» YOUR TASK
Without the images, write out the whole listing exactly.

» RECORD SET
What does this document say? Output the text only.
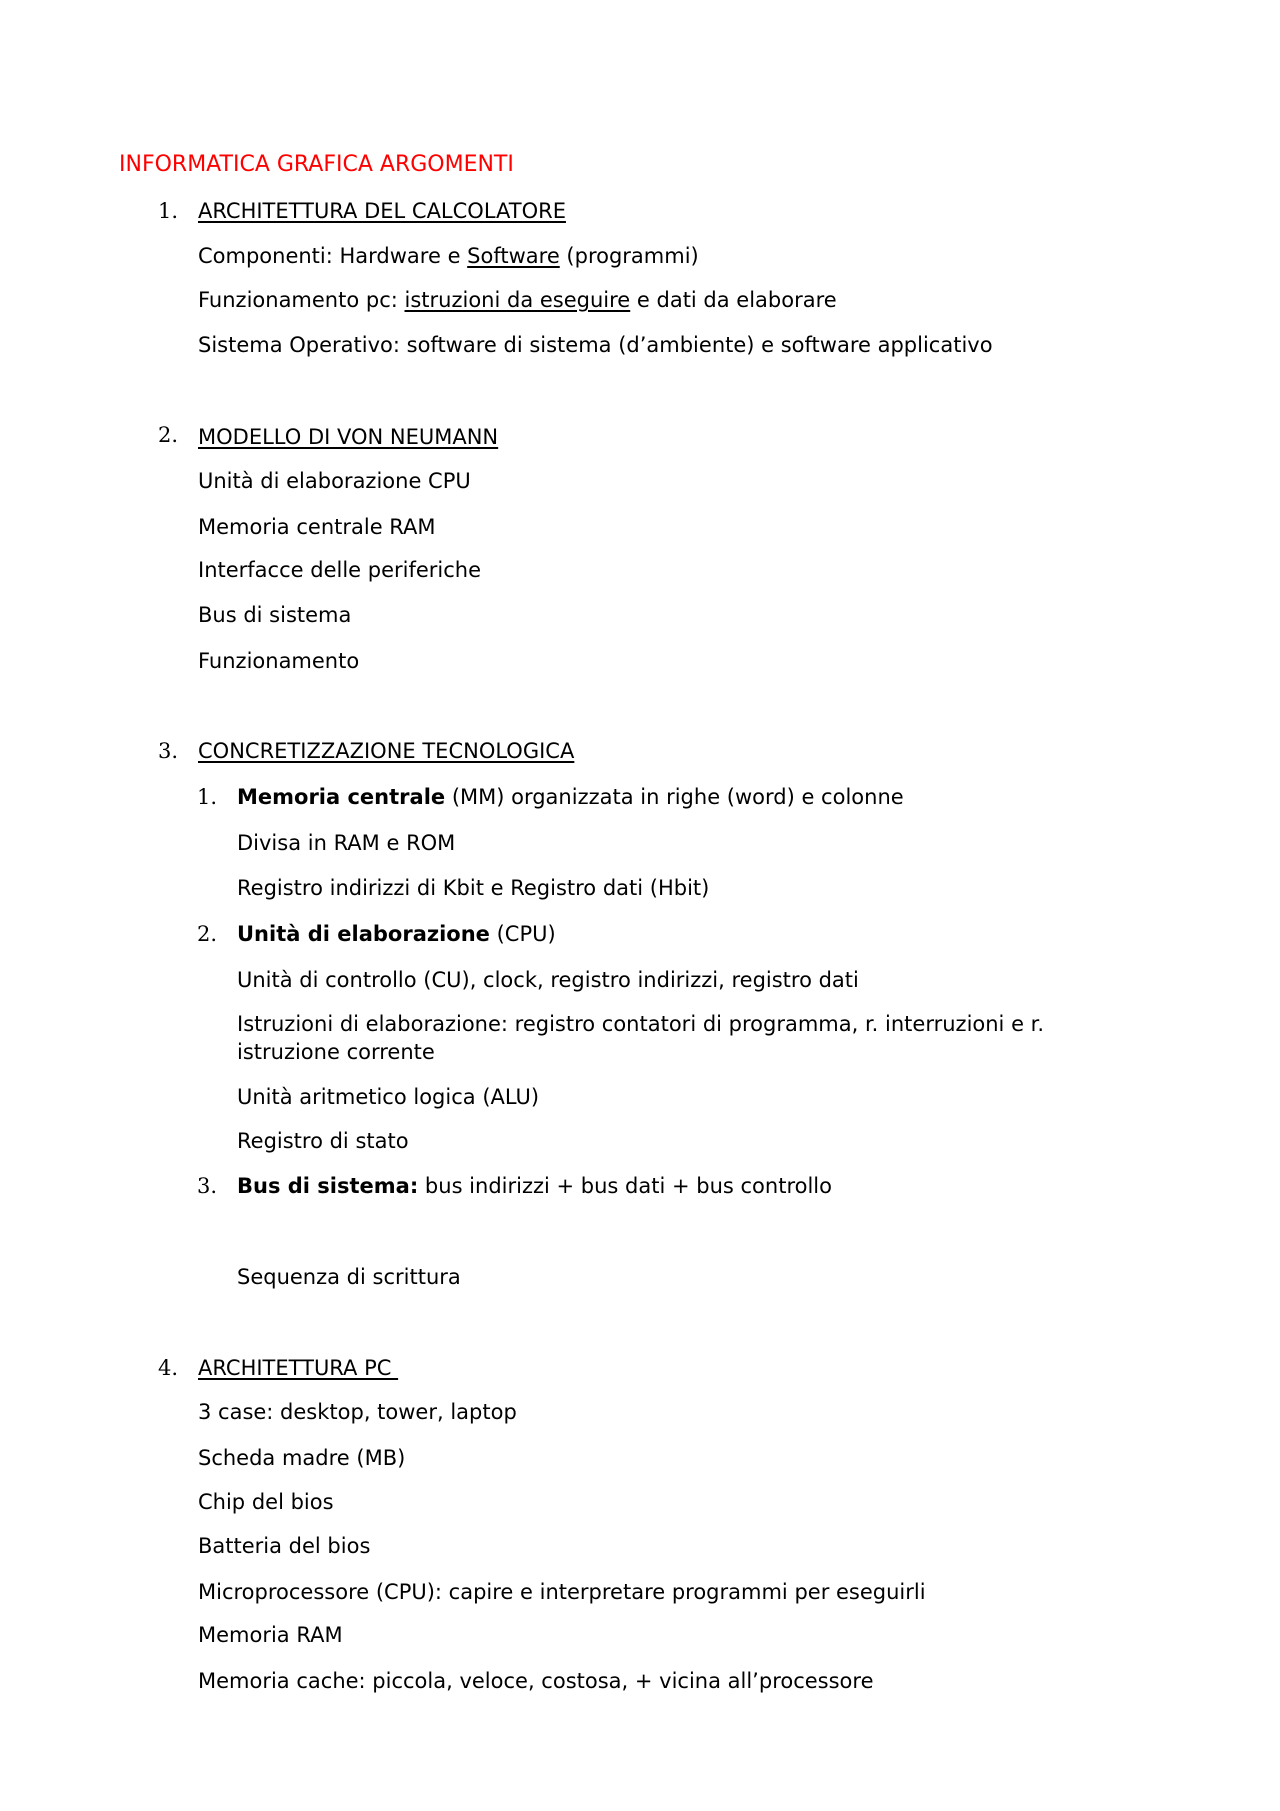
INFORMATICA GRAFICA ARGOMENTI
1. ARCHITETTURA DEL CALCOLATORE
Componenti: Hardware e Software (programmi)
Funzionamento pc: istruzioni da eseguire e dati da elaborare
Sistema Operativo: software di sistema (d’ambiente) e software applicativo
2. MODELLO DI VON NEUMANN
Unità di elaborazione CPU
Memoria centrale RAM
Interfacce delle periferiche
Bus di sistema
Funzionamento
3. CONCRETIZZAZIONE TECNOLOGICA
1. Memoria centrale (MM) organizzata in righe (word) e colonne
Divisa in RAM e ROM
Registro indirizzi di Kbit e Registro dati (Hbit)
2. Unità di elaborazione (CPU)
Unità di controllo (CU), clock, registro indirizzi, registro dati
Istruzioni di elaborazione: registro contatori di programma, r. interruzioni e r.
istruzione corrente
Unità aritmetico logica (ALU)
Registro di stato
3. Bus di sistema: bus indirizzi + bus dati + bus controllo
Sequenza di scrittura
4. ARCHITETTURA PC
3 case: desktop, tower, laptop
Scheda madre (MB)
Chip del bios
Batteria del bios
Microprocessore (CPU): capire e interpretare programmi per eseguirli
Memoria RAM
Memoria cache: piccola, veloce, costosa, + vicina all’processore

» THE RESPONSE
What does this document say? Output the text only.
INFORMATICA GRAFICA ARGOMENTI
1. ARCHITETTURA DEL CALCOLATORE
Componenti: Hardware e Software (programmi)
Funzionamento pc: istruzioni da eseguire e dati da elaborare
Sistema Operativo: software di sistema (d’ambiente) e software applicativo
2. MODELLO DI VON NEUMANN
Unità di elaborazione CPU
Memoria centrale RAM
Interfacce delle periferiche
Bus di sistema
Funzionamento
3. CONCRETIZZAZIONE TECNOLOGICA
1. Memoria centrale (MM) organizzata in righe (word) e colonne
Divisa in RAM e ROM
Registro indirizzi di Kbit e Registro dati (Hbit)
2. Unità di elaborazione (CPU)
Unità di controllo (CU), clock, registro indirizzi, registro dati
Istruzioni di elaborazione: registro contatori di programma, r. interruzioni e r.
istruzione corrente
Unità aritmetico logica (ALU)
Registro di stato
3. Bus di sistema: bus indirizzi + bus dati + bus controllo
Sequenza di scrittura
4. ARCHITETTURA PC
3 case: desktop, tower, laptop
Scheda madre (MB)
Chip del bios
Batteria del bios
Microprocessore (CPU): capire e interpretare programmi per eseguirli
Memoria RAM
Memoria cache: piccola, veloce, costosa, + vicina all’processore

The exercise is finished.